* _Job_: Select every line containing the word "xlabel" from the material, and copy those lines.
━━━━━━
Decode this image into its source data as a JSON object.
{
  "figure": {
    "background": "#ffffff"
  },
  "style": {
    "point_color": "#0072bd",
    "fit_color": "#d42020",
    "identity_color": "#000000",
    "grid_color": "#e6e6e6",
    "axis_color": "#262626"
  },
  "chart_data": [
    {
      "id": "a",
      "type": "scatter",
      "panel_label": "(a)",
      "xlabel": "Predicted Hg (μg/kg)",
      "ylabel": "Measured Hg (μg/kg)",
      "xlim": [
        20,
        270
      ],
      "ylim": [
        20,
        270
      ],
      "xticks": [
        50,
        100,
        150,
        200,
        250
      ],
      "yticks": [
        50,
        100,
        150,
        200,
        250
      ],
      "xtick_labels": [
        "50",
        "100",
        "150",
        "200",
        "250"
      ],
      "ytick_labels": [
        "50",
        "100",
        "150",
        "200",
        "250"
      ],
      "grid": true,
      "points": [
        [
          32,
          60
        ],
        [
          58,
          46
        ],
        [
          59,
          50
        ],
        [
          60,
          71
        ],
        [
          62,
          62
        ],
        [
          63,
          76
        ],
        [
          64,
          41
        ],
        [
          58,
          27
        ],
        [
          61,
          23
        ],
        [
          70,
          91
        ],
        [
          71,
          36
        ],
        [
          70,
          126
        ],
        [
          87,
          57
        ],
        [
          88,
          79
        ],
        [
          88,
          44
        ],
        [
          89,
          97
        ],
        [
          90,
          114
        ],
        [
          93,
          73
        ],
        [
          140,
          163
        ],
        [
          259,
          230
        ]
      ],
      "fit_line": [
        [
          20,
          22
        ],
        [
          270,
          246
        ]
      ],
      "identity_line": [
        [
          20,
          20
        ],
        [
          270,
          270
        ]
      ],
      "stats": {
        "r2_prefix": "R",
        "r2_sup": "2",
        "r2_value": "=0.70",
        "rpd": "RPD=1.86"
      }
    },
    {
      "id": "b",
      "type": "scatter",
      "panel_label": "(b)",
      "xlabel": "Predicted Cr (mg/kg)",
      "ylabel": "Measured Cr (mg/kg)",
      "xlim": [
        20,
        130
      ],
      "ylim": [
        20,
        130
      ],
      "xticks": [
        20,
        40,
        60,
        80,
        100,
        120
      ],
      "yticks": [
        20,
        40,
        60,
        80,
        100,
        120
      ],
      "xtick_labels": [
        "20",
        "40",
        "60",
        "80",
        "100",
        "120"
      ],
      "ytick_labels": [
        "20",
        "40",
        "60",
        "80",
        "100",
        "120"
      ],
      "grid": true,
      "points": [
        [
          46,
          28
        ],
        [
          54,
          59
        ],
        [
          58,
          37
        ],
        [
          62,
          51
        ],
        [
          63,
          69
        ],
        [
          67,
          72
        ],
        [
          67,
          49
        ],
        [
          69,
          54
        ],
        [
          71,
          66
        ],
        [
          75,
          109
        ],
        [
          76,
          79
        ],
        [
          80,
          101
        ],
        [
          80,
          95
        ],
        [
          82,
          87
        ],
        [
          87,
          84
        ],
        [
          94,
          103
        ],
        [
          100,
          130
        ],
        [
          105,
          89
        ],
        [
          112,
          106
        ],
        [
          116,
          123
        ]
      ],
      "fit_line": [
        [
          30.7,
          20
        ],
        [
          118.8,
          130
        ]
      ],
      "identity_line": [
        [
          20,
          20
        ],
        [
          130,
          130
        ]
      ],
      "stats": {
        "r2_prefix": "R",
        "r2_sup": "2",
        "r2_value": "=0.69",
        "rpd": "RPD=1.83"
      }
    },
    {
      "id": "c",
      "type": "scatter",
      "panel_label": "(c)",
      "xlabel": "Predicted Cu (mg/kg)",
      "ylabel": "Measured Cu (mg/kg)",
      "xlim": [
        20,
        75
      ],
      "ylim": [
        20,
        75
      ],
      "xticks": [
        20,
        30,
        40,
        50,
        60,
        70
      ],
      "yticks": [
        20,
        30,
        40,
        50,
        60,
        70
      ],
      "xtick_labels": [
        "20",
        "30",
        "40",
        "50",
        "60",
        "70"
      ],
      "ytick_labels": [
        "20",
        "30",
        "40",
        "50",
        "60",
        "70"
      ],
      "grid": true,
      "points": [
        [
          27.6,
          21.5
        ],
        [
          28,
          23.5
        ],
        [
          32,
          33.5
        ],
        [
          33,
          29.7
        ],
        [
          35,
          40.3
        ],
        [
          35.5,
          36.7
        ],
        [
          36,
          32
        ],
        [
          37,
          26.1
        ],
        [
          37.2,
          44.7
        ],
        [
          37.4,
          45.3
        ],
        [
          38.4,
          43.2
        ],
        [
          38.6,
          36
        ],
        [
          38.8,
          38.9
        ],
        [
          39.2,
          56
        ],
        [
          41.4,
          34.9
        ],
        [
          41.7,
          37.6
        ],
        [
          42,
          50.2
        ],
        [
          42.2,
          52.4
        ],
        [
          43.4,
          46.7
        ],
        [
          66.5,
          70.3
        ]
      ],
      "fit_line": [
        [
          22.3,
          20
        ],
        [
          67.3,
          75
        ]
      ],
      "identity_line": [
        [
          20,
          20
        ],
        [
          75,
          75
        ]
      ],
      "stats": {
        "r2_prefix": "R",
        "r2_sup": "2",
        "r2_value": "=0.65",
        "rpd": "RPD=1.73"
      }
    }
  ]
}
━━━━━━
* _Solution to this problem_:
      "xlabel": "Predicted Hg (μg/kg)",
      "xlabel": "Predicted Cr (mg/kg)",
      "xlabel": "Predicted Cu (mg/kg)",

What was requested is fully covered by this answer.